## Problem description
Your task is to repeat the entries exactly. Leave the pictures out.

## Extracted information

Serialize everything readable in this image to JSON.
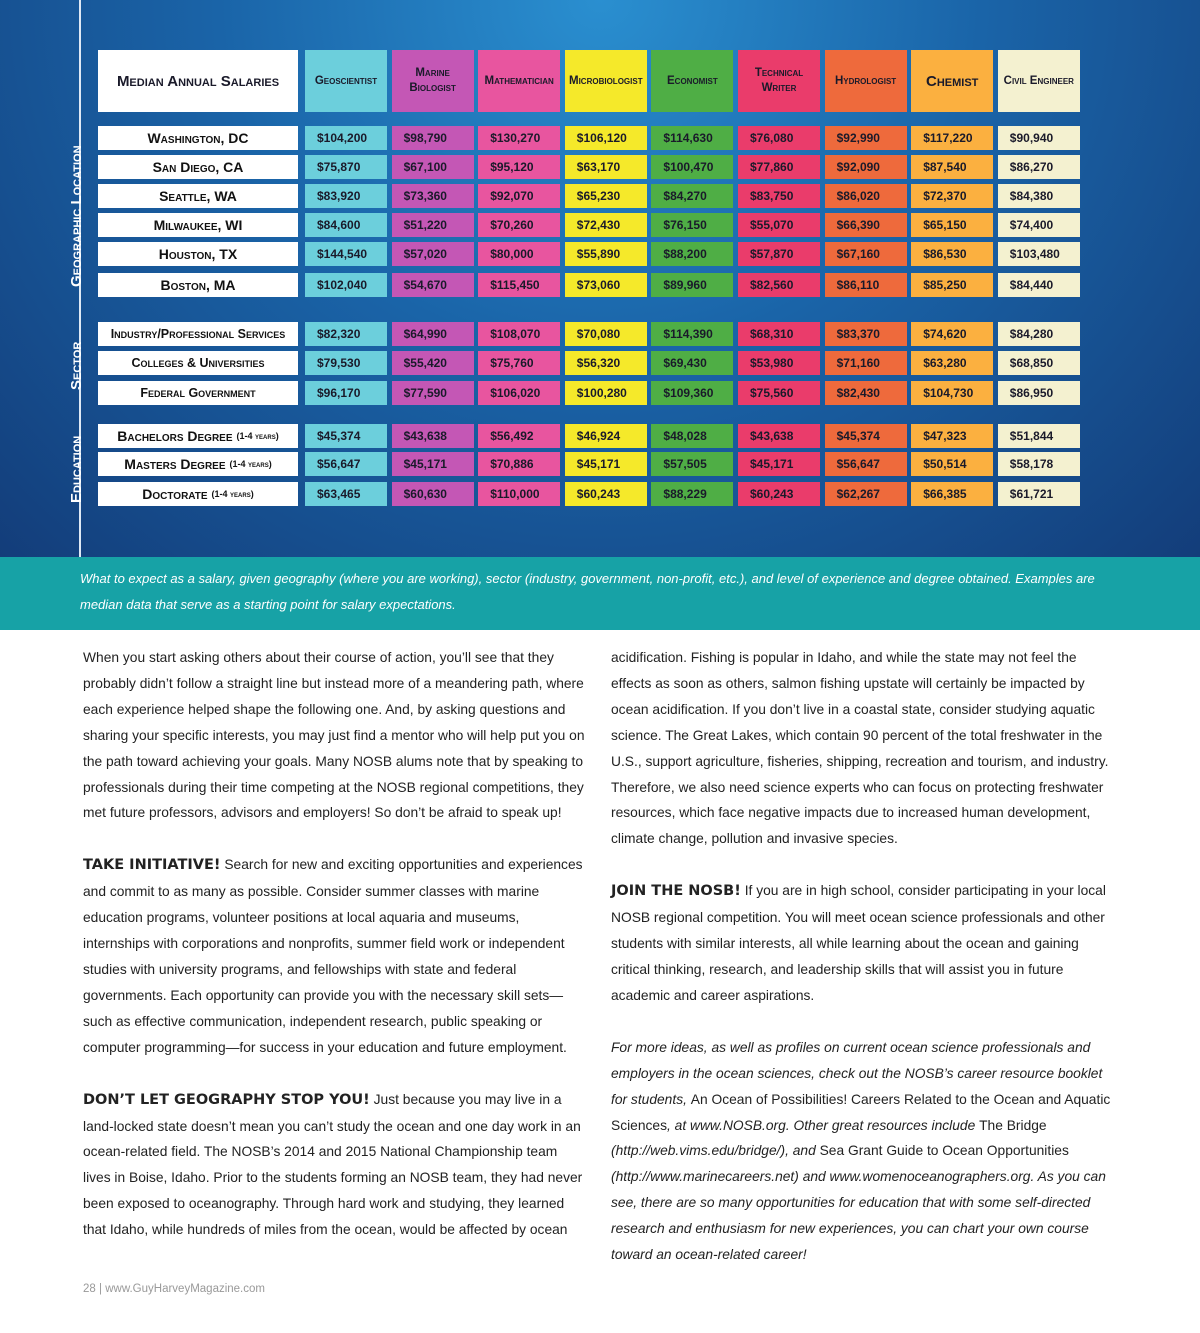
{
  "table": {
    "title": "Median Annual Salaries",
    "columns": [
      {
        "label": "Geoscientist",
        "color": "#6ccfdc"
      },
      {
        "label": "Marine Biologist",
        "color": "#c457b5"
      },
      {
        "label": "Mathematician",
        "color": "#e8559f"
      },
      {
        "label": "Microbiologist",
        "color": "#f5e92a"
      },
      {
        "label": "Economist",
        "color": "#4fae45"
      },
      {
        "label": "Technical Writer",
        "color": "#ea3c6b"
      },
      {
        "label": "Hydrologist",
        "color": "#ee6a3c"
      },
      {
        "label": "Chemist",
        "color": "#fbb040"
      },
      {
        "label": "Civil Engineer",
        "color": "#f4f1d0"
      }
    ],
    "groups": [
      {
        "label": "Geographic Location",
        "rows": [
          {
            "label": "Washington, DC",
            "values": [
              "$104,200",
              "$98,790",
              "$130,270",
              "$106,120",
              "$114,630",
              "$76,080",
              "$92,990",
              "$117,220",
              "$90,940"
            ]
          },
          {
            "label": "San Diego, CA",
            "values": [
              "$75,870",
              "$67,100",
              "$95,120",
              "$63,170",
              "$100,470",
              "$77,860",
              "$92,090",
              "$87,540",
              "$86,270"
            ]
          },
          {
            "label": "Seattle, WA",
            "values": [
              "$83,920",
              "$73,360",
              "$92,070",
              "$65,230",
              "$84,270",
              "$83,750",
              "$86,020",
              "$72,370",
              "$84,380"
            ]
          },
          {
            "label": "Milwaukee, WI",
            "values": [
              "$84,600",
              "$51,220",
              "$70,260",
              "$72,430",
              "$76,150",
              "$55,070",
              "$66,390",
              "$65,150",
              "$74,400"
            ]
          },
          {
            "label": "Houston, TX",
            "values": [
              "$144,540",
              "$57,020",
              "$80,000",
              "$55,890",
              "$88,200",
              "$57,870",
              "$67,160",
              "$86,530",
              "$103,480"
            ]
          },
          {
            "label": "Boston, MA",
            "values": [
              "$102,040",
              "$54,670",
              "$115,450",
              "$73,060",
              "$89,960",
              "$82,560",
              "$86,110",
              "$85,250",
              "$84,440"
            ]
          }
        ]
      },
      {
        "label": "Sector",
        "rows": [
          {
            "label": "Industry/Professional Services",
            "values": [
              "$82,320",
              "$64,990",
              "$108,070",
              "$70,080",
              "$114,390",
              "$68,310",
              "$83,370",
              "$74,620",
              "$84,280"
            ]
          },
          {
            "label": "Colleges & Universities",
            "values": [
              "$79,530",
              "$55,420",
              "$75,760",
              "$56,320",
              "$69,430",
              "$53,980",
              "$71,160",
              "$63,280",
              "$68,850"
            ]
          },
          {
            "label": "Federal Government",
            "values": [
              "$96,170",
              "$77,590",
              "$106,020",
              "$100,280",
              "$109,360",
              "$75,560",
              "$82,430",
              "$104,730",
              "$86,950"
            ]
          }
        ]
      },
      {
        "label": "Education",
        "rows": [
          {
            "label": "Bachelors Degree",
            "note": "(1-4 years)",
            "values": [
              "$45,374",
              "$43,638",
              "$56,492",
              "$46,924",
              "$48,028",
              "$43,638",
              "$45,374",
              "$47,323",
              "$51,844"
            ]
          },
          {
            "label": "Masters Degree",
            "note": "(1-4 years)",
            "values": [
              "$56,647",
              "$45,171",
              "$70,886",
              "$45,171",
              "$57,505",
              "$45,171",
              "$56,647",
              "$50,514",
              "$58,178"
            ]
          },
          {
            "label": "Doctorate",
            "note": "(1-4 years)",
            "values": [
              "$63,465",
              "$60,630",
              "$110,000",
              "$60,243",
              "$88,229",
              "$60,243",
              "$62,267",
              "$66,385",
              "$61,721"
            ]
          }
        ]
      }
    ]
  },
  "caption": "What to expect as a salary, given geography (where you are working), sector (industry, government, non-profit, etc.), and level of experience and degree obtained. Examples are median data that serve as a starting point for salary expectations.",
  "left_column": [
    [
      {
        "t": "When you start asking others about their course of action, you’ll see that they probably didn’t follow a straight line but instead more of a meandering path, where each experience helped shape the following one. And, by asking questions and sharing your specific interests, you may just find a mentor who will help put you on the path toward achieving your goals. Many NOSB alums note that by speaking to professionals during their time competing at the NOSB regional competitions, they met future professors, advisors and employers! So don’t be afraid to speak up!"
      }
    ],
    [
      {
        "t": "TAKE INITIATIVE!",
        "s": "h"
      },
      {
        "t": " Search for new and exciting opportunities and experiences and commit to as many as possible. Consider summer classes with marine education programs, volunteer positions at local aquaria and museums, internships with corporations and nonprofits, summer field work or independent studies with university programs, and fellowships with state and federal governments. Each opportunity can provide you with the necessary skill sets—such as effective communication, independent research, public speaking or computer programming—for success in your education and future employment."
      }
    ],
    [
      {
        "t": "DON’T LET GEOGRAPHY STOP YOU!",
        "s": "h"
      },
      {
        "t": " Just because you may live in a land-locked state doesn’t mean you can’t study the ocean and one day work in an ocean-related field. The NOSB’s 2014 and 2015 National Championship team lives in Boise, Idaho. Prior to the students forming an NOSB team, they had never been exposed to oceanography. Through hard work and studying, they learned that Idaho, while hundreds of miles from the ocean, would be affected by ocean"
      }
    ]
  ],
  "right_column": [
    [
      {
        "t": "acidification. Fishing is popular in Idaho, and while the state may not feel the effects as soon as others, salmon fishing upstate will certainly be impacted by ocean acidification. If you don’t live in a coastal state, consider studying aquatic science. The Great Lakes, which contain 90 percent of the total freshwater in the U.S., support agriculture, fisheries, shipping, recreation and tourism, and industry. Therefore, we also need science experts who can focus on protecting freshwater resources, which face negative impacts due to increased human development, climate change, pollution and invasive species."
      }
    ],
    [
      {
        "t": "JOIN THE NOSB!",
        "s": "h"
      },
      {
        "t": " If you are in high school, consider participating in your local NOSB regional competition. You will meet ocean science professionals and other students with similar interests, all while learning about the ocean and gaining critical thinking, research, and leadership skills that will assist you in future academic and career aspirations."
      }
    ],
    [
      {
        "t": "For more ideas, as well as profiles on current ocean science professionals and employers in the ocean sciences, check out the NOSB’s career resource booklet for students, ",
        "s": "i"
      },
      {
        "t": "An Ocean of Possibilities! Careers Related to the Ocean and Aquatic Sciences"
      },
      {
        "t": ", at www.NOSB.org. Other great resources include ",
        "s": "i"
      },
      {
        "t": "The Bridge"
      },
      {
        "t": " (http://web.vims.edu/bridge/), and ",
        "s": "i"
      },
      {
        "t": "Sea Grant Guide to Ocean Opportunities"
      },
      {
        "t": " (http://www.marinecareers.net) and www.womenoceanographers.org. As you can see, there are so many opportunities for education that with some self-directed research and enthusiasm for new experiences, you can chart your own course toward an ocean-related career!",
        "s": "i"
      }
    ]
  ],
  "footer": {
    "page": "28",
    "separator": "|",
    "site": "www.GuyHarveyMagazine.com"
  }
}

## Task solution
Serialize everything readable in this image to JSON.
{
  "table": {
    "title": "Median Annual Salaries",
    "columns": [
      {
        "label": "Geoscientist",
        "color": "#6ccfdc"
      },
      {
        "label": "Marine Biologist",
        "color": "#c457b5"
      },
      {
        "label": "Mathematician",
        "color": "#e8559f"
      },
      {
        "label": "Microbiologist",
        "color": "#f5e92a"
      },
      {
        "label": "Economist",
        "color": "#4fae45"
      },
      {
        "label": "Technical Writer",
        "color": "#ea3c6b"
      },
      {
        "label": "Hydrologist",
        "color": "#ee6a3c"
      },
      {
        "label": "Chemist",
        "color": "#fbb040"
      },
      {
        "label": "Civil Engineer",
        "color": "#f4f1d0"
      }
    ],
    "groups": [
      {
        "label": "Geographic Location",
        "rows": [
          {
            "label": "Washington, DC",
            "values": [
              "$104,200",
              "$98,790",
              "$130,270",
              "$106,120",
              "$114,630",
              "$76,080",
              "$92,990",
              "$117,220",
              "$90,940"
            ]
          },
          {
            "label": "San Diego, CA",
            "values": [
              "$75,870",
              "$67,100",
              "$95,120",
              "$63,170",
              "$100,470",
              "$77,860",
              "$92,090",
              "$87,540",
              "$86,270"
            ]
          },
          {
            "label": "Seattle, WA",
            "values": [
              "$83,920",
              "$73,360",
              "$92,070",
              "$65,230",
              "$84,270",
              "$83,750",
              "$86,020",
              "$72,370",
              "$84,380"
            ]
          },
          {
            "label": "Milwaukee, WI",
            "values": [
              "$84,600",
              "$51,220",
              "$70,260",
              "$72,430",
              "$76,150",
              "$55,070",
              "$66,390",
              "$65,150",
              "$74,400"
            ]
          },
          {
            "label": "Houston, TX",
            "values": [
              "$144,540",
              "$57,020",
              "$80,000",
              "$55,890",
              "$88,200",
              "$57,870",
              "$67,160",
              "$86,530",
              "$103,480"
            ]
          },
          {
            "label": "Boston, MA",
            "values": [
              "$102,040",
              "$54,670",
              "$115,450",
              "$73,060",
              "$89,960",
              "$82,560",
              "$86,110",
              "$85,250",
              "$84,440"
            ]
          }
        ]
      },
      {
        "label": "Sector",
        "rows": [
          {
            "label": "Industry/Professional Services",
            "values": [
              "$82,320",
              "$64,990",
              "$108,070",
              "$70,080",
              "$114,390",
              "$68,310",
              "$83,370",
              "$74,620",
              "$84,280"
            ]
          },
          {
            "label": "Colleges & Universities",
            "values": [
              "$79,530",
              "$55,420",
              "$75,760",
              "$56,320",
              "$69,430",
              "$53,980",
              "$71,160",
              "$63,280",
              "$68,850"
            ]
          },
          {
            "label": "Federal Government",
            "values": [
              "$96,170",
              "$77,590",
              "$106,020",
              "$100,280",
              "$109,360",
              "$75,560",
              "$82,430",
              "$104,730",
              "$86,950"
            ]
          }
        ]
      },
      {
        "label": "Education",
        "rows": [
          {
            "label": "Bachelors Degree",
            "note": "(1-4 years)",
            "values": [
              "$45,374",
              "$43,638",
              "$56,492",
              "$46,924",
              "$48,028",
              "$43,638",
              "$45,374",
              "$47,323",
              "$51,844"
            ]
          },
          {
            "label": "Masters Degree",
            "note": "(1-4 years)",
            "values": [
              "$56,647",
              "$45,171",
              "$70,886",
              "$45,171",
              "$57,505",
              "$45,171",
              "$56,647",
              "$50,514",
              "$58,178"
            ]
          },
          {
            "label": "Doctorate",
            "note": "(1-4 years)",
            "values": [
              "$63,465",
              "$60,630",
              "$110,000",
              "$60,243",
              "$88,229",
              "$60,243",
              "$62,267",
              "$66,385",
              "$61,721"
            ]
          }
        ]
      }
    ]
  },
  "caption": "What to expect as a salary, given geography (where you are working), sector (industry, government, non-profit, etc.), and level of experience and degree obtained. Examples are median data that serve as a starting point for salary expectations.",
  "left_column": [
    [
      {
        "t": "When you start asking others about their course of action, you’ll see that they probably didn’t follow a straight line but instead more of a meandering path, where each experience helped shape the following one. And, by asking questions and sharing your specific interests, you may just find a mentor who will help put you on the path toward achieving your goals. Many NOSB alums note that by speaking to professionals during their time competing at the NOSB regional competitions, they met future professors, advisors and employers! So don’t be afraid to speak up!"
      }
    ],
    [
      {
        "t": "TAKE INITIATIVE!",
        "s": "h"
      },
      {
        "t": " Search for new and exciting opportunities and experiences and commit to as many as possible. Consider summer classes with marine education programs, volunteer positions at local aquaria and museums, internships with corporations and nonprofits, summer field work or independent studies with university programs, and fellowships with state and federal governments. Each opportunity can provide you with the necessary skill sets—such as effective communication, independent research, public speaking or computer programming—for success in your education and future employment."
      }
    ],
    [
      {
        "t": "DON’T LET GEOGRAPHY STOP YOU!",
        "s": "h"
      },
      {
        "t": " Just because you may live in a land-locked state doesn’t mean you can’t study the ocean and one day work in an ocean-related field. The NOSB’s 2014 and 2015 National Championship team lives in Boise, Idaho. Prior to the students forming an NOSB team, they had never been exposed to oceanography. Through hard work and studying, they learned that Idaho, while hundreds of miles from the ocean, would be affected by ocean"
      }
    ]
  ],
  "right_column": [
    [
      {
        "t": "acidification. Fishing is popular in Idaho, and while the state may not feel the effects as soon as others, salmon fishing upstate will certainly be impacted by ocean acidification. If you don’t live in a coastal state, consider studying aquatic science. The Great Lakes, which contain 90 percent of the total freshwater in the U.S., support agriculture, fisheries, shipping, recreation and tourism, and industry. Therefore, we also need science experts who can focus on protecting freshwater resources, which face negative impacts due to increased human development, climate change, pollution and invasive species."
      }
    ],
    [
      {
        "t": "JOIN THE NOSB!",
        "s": "h"
      },
      {
        "t": " If you are in high school, consider participating in your local NOSB regional competition. You will meet ocean science professionals and other students with similar interests, all while learning about the ocean and gaining critical thinking, research, and leadership skills that will assist you in future academic and career aspirations."
      }
    ],
    [
      {
        "t": "For more ideas, as well as profiles on current ocean science professionals and employers in the ocean sciences, check out the NOSB’s career resource booklet for students, ",
        "s": "i"
      },
      {
        "t": "An Ocean of Possibilities! Careers Related to the Ocean and Aquatic Sciences"
      },
      {
        "t": ", at www.NOSB.org. Other great resources include ",
        "s": "i"
      },
      {
        "t": "The Bridge"
      },
      {
        "t": " (http://web.vims.edu/bridge/), and ",
        "s": "i"
      },
      {
        "t": "Sea Grant Guide to Ocean Opportunities"
      },
      {
        "t": " (http://www.marinecareers.net) and www.womenoceanographers.org. As you can see, there are so many opportunities for education that with some self-directed research and enthusiasm for new experiences, you can chart your own course toward an ocean-related career!",
        "s": "i"
      }
    ]
  ],
  "footer": {
    "page": "28",
    "separator": "|",
    "site": "www.GuyHarveyMagazine.com"
  }
}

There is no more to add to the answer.